--- Start Exercise data ---

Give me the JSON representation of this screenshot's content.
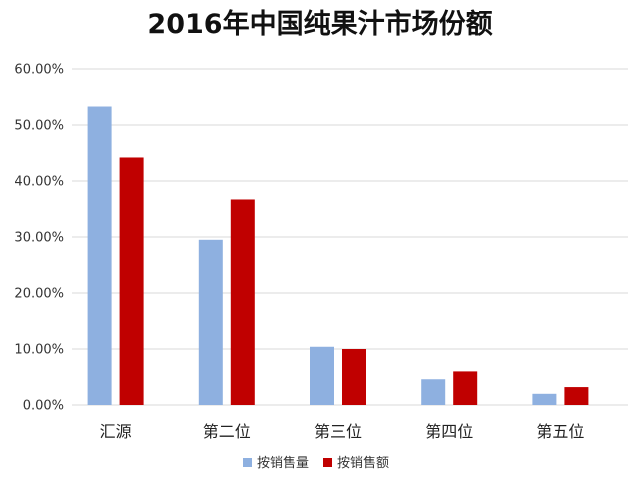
{
  "chart_data": {
    "type": "bar",
    "title": "2016年中国纯果汁市场份额",
    "xlabel": "",
    "ylabel": "",
    "categories": [
      "汇源",
      "第二位",
      "第三位",
      "第四位",
      "第五位"
    ],
    "series": [
      {
        "name": "按销售量",
        "color": "#8eb0e0",
        "values": [
          0.533,
          0.295,
          0.104,
          0.046,
          0.02
        ]
      },
      {
        "name": "按销售额",
        "color": "#c00000",
        "values": [
          0.442,
          0.367,
          0.1,
          0.06,
          0.032
        ]
      }
    ],
    "ylim": [
      0,
      0.6
    ],
    "yticks": [
      {
        "value": 0.0,
        "label": "0.00%"
      },
      {
        "value": 0.1,
        "label": "10.00%"
      },
      {
        "value": 0.2,
        "label": "20.00%"
      },
      {
        "value": 0.3,
        "label": "30.00%"
      },
      {
        "value": 0.4,
        "label": "40.00%"
      },
      {
        "value": 0.5,
        "label": "50.00%"
      },
      {
        "value": 0.6,
        "label": "60.00%"
      }
    ],
    "grid": true,
    "legend_position": "bottom"
  }
}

--- End Exercise data ---

> _Task to carry out_
Pictures are excluded; output everything else in the data verbatim.

> _Task response_
Give me the JSON representation of this screenshot's content.
{
  "chart_data": {
    "type": "bar",
    "title": "2016年中国纯果汁市场份额",
    "xlabel": "",
    "ylabel": "",
    "categories": [
      "汇源",
      "第二位",
      "第三位",
      "第四位",
      "第五位"
    ],
    "series": [
      {
        "name": "按销售量",
        "color": "#8eb0e0",
        "values": [
          0.533,
          0.295,
          0.104,
          0.046,
          0.02
        ]
      },
      {
        "name": "按销售额",
        "color": "#c00000",
        "values": [
          0.442,
          0.367,
          0.1,
          0.06,
          0.032
        ]
      }
    ],
    "ylim": [
      0,
      0.6
    ],
    "yticks": [
      {
        "value": 0.0,
        "label": "0.00%"
      },
      {
        "value": 0.1,
        "label": "10.00%"
      },
      {
        "value": 0.2,
        "label": "20.00%"
      },
      {
        "value": 0.3,
        "label": "30.00%"
      },
      {
        "value": 0.4,
        "label": "40.00%"
      },
      {
        "value": 0.5,
        "label": "50.00%"
      },
      {
        "value": 0.6,
        "label": "60.00%"
      }
    ],
    "grid": true,
    "legend_position": "bottom"
  }
}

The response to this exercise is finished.